**Aufgabe 1:** Prüfe, ob die Aussagen (a) bis (c) mit dem folgenden Sitzungsprotokoll übereinstimmen. Antworte jeweils mit Ja oder Nein und zitiere die entscheidenden Worte des Protokolls wörtlich. (a) Früher waren die Städte mit ihrem Umland vernetzt. (b) Das Protokoll bezeichnet die Förderung großer Industrieansiedlungen als falsch. (c) Das Protokoll legt fest, wie über die Aufteilung der Finanzmittel entschieden wird.
:: Lesetext
Protokoll der Sitzung vom 14.11.2008

Wegen des extremen Geburtendefizits braucht man sogar die aus den Entleerungsgebieten abgewanderten jungen Menschen als Arbeitskräfte in den Metropolen. Früher waren die Städte mit ihrem Umland vernetzt. Heute ist es fast zum politischen Konsens geworden, dass die ländlichen Gebiete am langen Arm des herrschenden Wirtschafts- und Finanzsystems verhungern dürfen. Der Staat spielt mit seiner Wirtschafts- und Finanzpolitik dieses Spiel mit, weil er glaubt, nur durch die Vernetzung seiner Metropolen mit der globalen Wirtschaft eine Existenzgrundlage zu haben.

Was aber passiert, wenn dieses globale Netzwerk nun zusammenbricht, wie es zurzeit erscheint, und wenn die Konzerne, die ihre Werkbänke hier in Sachsen hingestellt haben, diese allmählich oder sogar fluchtartig zurückziehen? Wird man sich dann darauf besinnen, dass wir in Sachsen, wie anderswo auch, vor allem wirtschaftliche Verflechtungen auf regionaler und Landesebene brauchen, dass es gerade auch für Krisenzeiten wichtig ist, dass es ausreichend viele wirtschaftliche Aktivitäten und Transaktionen gibt, die sich im Land selbst abspielen, sozusagen an den Graswurzeln?

Damit wir so etwas in Krisenzeiten haben, brauchen wir es aber auch in normalen Zeiten. Hierbei spielt der Landeshaushalt eine enorme Rolle, vor allem mit seinen Investitions- und Förderteilen. Es ist sicher nicht falsch, große Industrieansiedlungen, Technologienetzwerke und Hochschulen zu fördern. Aber es ist ebenso wichtig, für die Erhaltung des heimischen Handwerks und der kleinen, regionalen Gewerbebetriebe zu sorgen. Hier müssen nach unserer Auffassung neue Akzente im Haushalt gesetzt werden. Ich denke, dass uns schon die nahe Zukunft darin recht geben wird.

Eine der wichtigsten Aufgaben im Rahmen des Haushalts ist die Aufteilung der Finanzmittel auf die staatliche und kommunale Ebene. Meine Fraktion hat immer wieder den bemerkenswerten Umstand angesprochen, dass ausgerechnet diese Schlüsselgröße hier im Landtag überhaupt nicht diskutiert wird. Die auf uns zurollende Weltwirtschaftskrise wird uns aber – –

(Dr. Monika Runge, Linksfraktion: Sie diskutieren im Haushalts- und Finanzausschuss überhaupt nicht!)

Ja, weil ich nicht dabei bin. Aber, ich denke, mein Kollege Delle schon.

(Alexander Delle, NPD: Sie verhandeln hinter verschlossenen Türen!)

Die auf uns zurollende Weltwirtschaftskrise wird uns nun vor die Entscheidung stellen, ob wir die von den Hauptwirtschaftsströmen abgehängten Regionen erhalten oder endgültig untergehen lassen wollen. Da wäre es sicherlich weise einzugestehen, dass der sogenannte vertikale Gleichmäßigkeitsgrundsatz nicht mehr zeitgemäß ist, sondern dass es höchste Zeit wird, nach ganz anderen Gesichtspunkten über die Aufteilung der Finanzmittel zu diskutieren. Wie dann entschieden wird, bleibt zunächst offen.
::::
:: Ausgelesene Datensätze
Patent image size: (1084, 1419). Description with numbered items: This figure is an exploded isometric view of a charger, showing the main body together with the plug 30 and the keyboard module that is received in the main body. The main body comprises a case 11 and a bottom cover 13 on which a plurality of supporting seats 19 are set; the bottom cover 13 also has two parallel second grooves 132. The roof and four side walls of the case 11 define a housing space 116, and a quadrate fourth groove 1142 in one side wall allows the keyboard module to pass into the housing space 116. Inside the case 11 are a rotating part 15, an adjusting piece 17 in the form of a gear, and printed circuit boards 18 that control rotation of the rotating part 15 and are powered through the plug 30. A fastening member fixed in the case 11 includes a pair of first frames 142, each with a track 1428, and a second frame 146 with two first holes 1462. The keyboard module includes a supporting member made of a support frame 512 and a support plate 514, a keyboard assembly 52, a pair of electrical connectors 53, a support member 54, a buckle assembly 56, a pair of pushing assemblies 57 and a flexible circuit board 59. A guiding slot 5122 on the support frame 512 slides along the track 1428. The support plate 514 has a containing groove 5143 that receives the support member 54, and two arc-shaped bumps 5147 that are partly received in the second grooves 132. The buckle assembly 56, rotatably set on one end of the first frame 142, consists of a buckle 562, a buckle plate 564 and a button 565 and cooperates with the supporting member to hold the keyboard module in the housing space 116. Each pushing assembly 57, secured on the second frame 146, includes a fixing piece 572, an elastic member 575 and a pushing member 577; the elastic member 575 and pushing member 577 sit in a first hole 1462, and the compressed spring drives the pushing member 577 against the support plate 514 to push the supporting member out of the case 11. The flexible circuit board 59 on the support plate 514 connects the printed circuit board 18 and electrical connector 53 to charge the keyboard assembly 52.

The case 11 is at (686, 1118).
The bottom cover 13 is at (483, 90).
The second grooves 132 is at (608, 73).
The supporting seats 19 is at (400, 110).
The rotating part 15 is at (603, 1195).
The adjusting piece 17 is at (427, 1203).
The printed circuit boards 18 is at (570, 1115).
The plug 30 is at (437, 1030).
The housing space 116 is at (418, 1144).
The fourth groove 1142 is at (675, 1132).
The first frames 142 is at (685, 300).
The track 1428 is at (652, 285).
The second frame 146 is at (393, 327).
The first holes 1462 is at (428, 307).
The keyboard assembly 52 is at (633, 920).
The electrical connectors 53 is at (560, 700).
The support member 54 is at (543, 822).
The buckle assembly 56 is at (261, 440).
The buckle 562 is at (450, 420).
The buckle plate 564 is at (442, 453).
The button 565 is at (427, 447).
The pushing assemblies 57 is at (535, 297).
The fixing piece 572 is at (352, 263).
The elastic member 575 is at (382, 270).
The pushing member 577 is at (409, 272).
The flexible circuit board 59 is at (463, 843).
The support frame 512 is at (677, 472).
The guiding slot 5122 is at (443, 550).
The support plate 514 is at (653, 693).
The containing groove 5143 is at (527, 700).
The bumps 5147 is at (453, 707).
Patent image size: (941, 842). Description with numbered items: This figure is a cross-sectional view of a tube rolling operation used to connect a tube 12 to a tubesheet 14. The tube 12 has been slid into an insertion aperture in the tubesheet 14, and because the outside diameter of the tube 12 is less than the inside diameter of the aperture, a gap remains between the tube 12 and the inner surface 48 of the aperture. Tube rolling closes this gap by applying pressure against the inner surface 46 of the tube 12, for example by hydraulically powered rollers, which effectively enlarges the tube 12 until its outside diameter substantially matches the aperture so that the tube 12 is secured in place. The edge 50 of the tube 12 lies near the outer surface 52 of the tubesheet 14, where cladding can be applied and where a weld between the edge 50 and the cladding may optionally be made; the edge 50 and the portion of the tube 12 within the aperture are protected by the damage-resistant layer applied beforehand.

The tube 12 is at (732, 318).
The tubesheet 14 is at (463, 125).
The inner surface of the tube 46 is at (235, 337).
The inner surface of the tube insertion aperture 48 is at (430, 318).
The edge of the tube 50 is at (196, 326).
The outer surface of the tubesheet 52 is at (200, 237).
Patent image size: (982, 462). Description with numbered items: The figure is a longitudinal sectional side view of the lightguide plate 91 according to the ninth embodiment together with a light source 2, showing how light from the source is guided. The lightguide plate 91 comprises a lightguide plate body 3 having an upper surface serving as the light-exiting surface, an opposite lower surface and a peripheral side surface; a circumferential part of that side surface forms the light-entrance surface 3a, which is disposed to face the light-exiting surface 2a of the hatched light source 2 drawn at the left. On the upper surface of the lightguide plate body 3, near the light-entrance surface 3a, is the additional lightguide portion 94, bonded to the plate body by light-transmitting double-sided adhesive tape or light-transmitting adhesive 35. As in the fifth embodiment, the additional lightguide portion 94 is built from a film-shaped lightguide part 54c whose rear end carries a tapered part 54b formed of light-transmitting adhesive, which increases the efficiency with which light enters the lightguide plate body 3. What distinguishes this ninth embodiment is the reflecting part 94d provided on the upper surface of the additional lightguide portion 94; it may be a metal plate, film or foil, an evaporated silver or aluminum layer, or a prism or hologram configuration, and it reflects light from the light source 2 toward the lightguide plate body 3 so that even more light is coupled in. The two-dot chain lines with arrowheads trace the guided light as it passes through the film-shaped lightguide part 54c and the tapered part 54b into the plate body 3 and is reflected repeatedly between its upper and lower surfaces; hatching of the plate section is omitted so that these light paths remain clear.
::::
**Aufgabe 2:** Schreibe die Datensätze ab der Zeile mit „Patent image size: (941, 842).“ bis einschließlich der Zeile mit „The tubesheet 14 is at (463, 125).“ neu. Ersetze dabei „cross-sectional view“ durch „sectional view“ und lass alles andere unverändert.

**Ergebnis 1:**
(a) Ja: „Früher waren die Städte mit ihrem Umland vernetzt.“
(b) Nein: „Es ist sicher nicht falsch, große Industrieansiedlungen, Technologienetzwerke und Hochschulen zu fördern.“
(c) Nein: „Wie dann entschieden wird, bleibt zunächst offen.“

**Ergebnis 2:**
Patent image size: (941, 842). Description with numbered items: This figure is a sectional view of a tube rolling operation used to connect a tube 12 to a tubesheet 14. The tube 12 has been slid into an insertion aperture in the tubesheet 14, and because the outside diameter of the tube 12 is less than the inside diameter of the aperture, a gap remains between the tube 12 and the inner surface 48 of the aperture. Tube rolling closes this gap by applying pressure against the inner surface 46 of the tube 12, for example by hydraulically powered rollers, which effectively enlarges the tube 12 until its outside diameter substantially matches the aperture so that the tube 12 is secured in place. The edge 50 of the tube 12 lies near the outer surface 52 of the tubesheet 14, where cladding can be applied and where a weld between the edge 50 and the cladding may optionally be made; the edge 50 and the portion of the tube 12 within the aperture are protected by the damage-resistant layer applied beforehand.

The tube 12 is at (732, 318).
The tubesheet 14 is at (463, 125).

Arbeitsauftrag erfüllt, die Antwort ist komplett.